##### Given information #####

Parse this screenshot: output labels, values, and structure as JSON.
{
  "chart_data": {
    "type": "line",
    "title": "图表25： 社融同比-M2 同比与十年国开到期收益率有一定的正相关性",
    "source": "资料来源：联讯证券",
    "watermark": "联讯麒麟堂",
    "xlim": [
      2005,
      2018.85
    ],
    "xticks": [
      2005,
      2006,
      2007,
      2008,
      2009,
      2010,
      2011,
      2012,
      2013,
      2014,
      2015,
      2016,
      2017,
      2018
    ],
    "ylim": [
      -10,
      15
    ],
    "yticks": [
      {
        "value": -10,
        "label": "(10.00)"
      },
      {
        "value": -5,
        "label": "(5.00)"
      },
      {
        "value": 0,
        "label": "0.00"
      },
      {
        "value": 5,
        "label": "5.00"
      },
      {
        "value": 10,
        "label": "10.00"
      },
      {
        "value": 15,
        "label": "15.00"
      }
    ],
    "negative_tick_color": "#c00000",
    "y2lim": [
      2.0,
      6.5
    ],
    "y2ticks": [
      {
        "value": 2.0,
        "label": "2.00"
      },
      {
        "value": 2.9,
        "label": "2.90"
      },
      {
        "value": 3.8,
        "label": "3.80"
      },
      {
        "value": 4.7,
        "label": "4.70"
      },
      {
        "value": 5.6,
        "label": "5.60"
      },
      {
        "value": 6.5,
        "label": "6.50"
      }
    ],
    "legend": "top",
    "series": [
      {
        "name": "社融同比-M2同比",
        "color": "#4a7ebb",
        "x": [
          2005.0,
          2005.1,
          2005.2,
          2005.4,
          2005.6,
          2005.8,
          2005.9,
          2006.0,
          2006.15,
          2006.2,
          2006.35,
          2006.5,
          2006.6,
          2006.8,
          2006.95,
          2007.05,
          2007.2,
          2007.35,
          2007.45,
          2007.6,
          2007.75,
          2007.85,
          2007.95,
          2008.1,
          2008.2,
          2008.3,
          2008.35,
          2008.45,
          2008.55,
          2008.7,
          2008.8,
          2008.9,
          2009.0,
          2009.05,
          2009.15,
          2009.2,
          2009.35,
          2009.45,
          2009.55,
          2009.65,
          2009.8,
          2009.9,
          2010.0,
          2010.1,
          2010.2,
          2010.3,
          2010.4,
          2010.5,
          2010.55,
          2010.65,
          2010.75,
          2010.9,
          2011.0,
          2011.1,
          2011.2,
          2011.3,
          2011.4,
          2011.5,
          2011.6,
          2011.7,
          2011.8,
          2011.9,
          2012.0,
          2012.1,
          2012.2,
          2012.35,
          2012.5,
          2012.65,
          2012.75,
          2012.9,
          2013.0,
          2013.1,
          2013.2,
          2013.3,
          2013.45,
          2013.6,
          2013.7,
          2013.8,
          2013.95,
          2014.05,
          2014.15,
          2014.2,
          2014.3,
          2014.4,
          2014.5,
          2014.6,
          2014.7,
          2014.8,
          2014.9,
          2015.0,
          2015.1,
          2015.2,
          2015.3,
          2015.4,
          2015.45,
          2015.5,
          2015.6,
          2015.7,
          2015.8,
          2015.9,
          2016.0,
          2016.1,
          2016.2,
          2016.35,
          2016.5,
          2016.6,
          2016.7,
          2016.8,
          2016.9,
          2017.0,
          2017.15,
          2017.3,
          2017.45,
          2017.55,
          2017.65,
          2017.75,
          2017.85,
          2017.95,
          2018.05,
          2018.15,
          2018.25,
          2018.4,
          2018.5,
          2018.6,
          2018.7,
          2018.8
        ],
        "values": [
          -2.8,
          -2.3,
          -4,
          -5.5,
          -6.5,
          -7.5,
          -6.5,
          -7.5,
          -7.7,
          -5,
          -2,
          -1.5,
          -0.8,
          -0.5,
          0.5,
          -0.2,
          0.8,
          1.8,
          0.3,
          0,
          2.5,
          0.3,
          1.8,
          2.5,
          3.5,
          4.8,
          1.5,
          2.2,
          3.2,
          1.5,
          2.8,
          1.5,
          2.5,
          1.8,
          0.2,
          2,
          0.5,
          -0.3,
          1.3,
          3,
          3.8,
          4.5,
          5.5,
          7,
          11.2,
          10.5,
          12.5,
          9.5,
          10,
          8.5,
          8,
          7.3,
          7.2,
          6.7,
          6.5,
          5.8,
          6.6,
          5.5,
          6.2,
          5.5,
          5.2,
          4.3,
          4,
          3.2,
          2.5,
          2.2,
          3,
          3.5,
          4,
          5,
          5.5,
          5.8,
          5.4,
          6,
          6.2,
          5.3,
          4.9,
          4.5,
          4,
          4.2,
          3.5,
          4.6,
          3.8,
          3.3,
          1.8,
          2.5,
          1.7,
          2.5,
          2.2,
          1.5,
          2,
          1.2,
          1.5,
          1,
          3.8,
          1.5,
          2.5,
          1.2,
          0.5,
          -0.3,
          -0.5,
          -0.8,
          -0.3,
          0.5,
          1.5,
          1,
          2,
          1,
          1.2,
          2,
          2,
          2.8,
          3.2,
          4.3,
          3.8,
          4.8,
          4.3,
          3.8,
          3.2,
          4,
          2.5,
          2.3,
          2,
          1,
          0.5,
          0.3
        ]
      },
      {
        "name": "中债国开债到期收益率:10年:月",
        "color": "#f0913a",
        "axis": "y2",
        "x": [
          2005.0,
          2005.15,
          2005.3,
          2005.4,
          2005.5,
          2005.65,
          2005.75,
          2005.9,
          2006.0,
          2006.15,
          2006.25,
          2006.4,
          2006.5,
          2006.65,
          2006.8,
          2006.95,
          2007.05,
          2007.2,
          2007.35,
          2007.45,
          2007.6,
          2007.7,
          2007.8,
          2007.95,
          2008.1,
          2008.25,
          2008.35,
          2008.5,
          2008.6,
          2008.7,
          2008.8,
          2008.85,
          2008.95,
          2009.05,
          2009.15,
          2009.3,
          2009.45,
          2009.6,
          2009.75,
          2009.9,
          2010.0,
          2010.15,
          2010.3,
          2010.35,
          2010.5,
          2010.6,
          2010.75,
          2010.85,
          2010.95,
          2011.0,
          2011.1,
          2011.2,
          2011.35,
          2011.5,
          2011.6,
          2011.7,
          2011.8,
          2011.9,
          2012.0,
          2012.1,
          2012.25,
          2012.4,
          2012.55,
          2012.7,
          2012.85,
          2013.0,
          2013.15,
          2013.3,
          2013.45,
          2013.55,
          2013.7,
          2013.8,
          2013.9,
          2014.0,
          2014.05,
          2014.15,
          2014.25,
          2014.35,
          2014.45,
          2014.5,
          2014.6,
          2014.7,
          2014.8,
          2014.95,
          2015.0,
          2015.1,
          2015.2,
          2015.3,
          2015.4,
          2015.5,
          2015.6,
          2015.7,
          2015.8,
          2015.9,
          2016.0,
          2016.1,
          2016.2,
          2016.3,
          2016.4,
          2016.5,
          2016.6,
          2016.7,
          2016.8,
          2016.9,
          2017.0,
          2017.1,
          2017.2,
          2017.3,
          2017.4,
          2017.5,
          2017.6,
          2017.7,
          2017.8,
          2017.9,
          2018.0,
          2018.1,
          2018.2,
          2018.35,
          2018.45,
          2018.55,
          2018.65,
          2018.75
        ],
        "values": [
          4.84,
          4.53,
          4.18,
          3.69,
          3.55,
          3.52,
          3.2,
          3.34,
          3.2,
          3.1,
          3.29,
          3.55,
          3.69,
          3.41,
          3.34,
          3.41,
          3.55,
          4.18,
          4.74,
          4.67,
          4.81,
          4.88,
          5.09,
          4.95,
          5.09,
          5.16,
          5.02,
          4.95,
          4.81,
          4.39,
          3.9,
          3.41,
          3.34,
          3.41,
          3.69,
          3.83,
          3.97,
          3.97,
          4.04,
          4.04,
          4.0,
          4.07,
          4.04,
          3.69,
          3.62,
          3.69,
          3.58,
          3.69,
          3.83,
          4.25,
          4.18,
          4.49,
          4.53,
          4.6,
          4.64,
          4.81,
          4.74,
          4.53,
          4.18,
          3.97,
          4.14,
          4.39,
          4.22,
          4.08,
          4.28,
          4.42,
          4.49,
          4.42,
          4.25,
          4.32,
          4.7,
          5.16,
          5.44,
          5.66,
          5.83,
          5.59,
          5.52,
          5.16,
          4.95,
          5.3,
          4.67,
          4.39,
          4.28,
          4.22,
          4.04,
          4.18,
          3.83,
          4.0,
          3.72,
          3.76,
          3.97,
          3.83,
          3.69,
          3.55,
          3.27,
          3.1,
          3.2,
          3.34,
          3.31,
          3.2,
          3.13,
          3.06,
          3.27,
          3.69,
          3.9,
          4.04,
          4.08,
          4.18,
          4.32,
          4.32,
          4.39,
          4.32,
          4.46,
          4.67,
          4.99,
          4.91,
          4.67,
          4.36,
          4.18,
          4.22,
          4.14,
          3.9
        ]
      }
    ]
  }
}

#####

» **What is required**: Report how many lines in the data include the word "name", and give nothing but the count.

» **Response to this task**: 2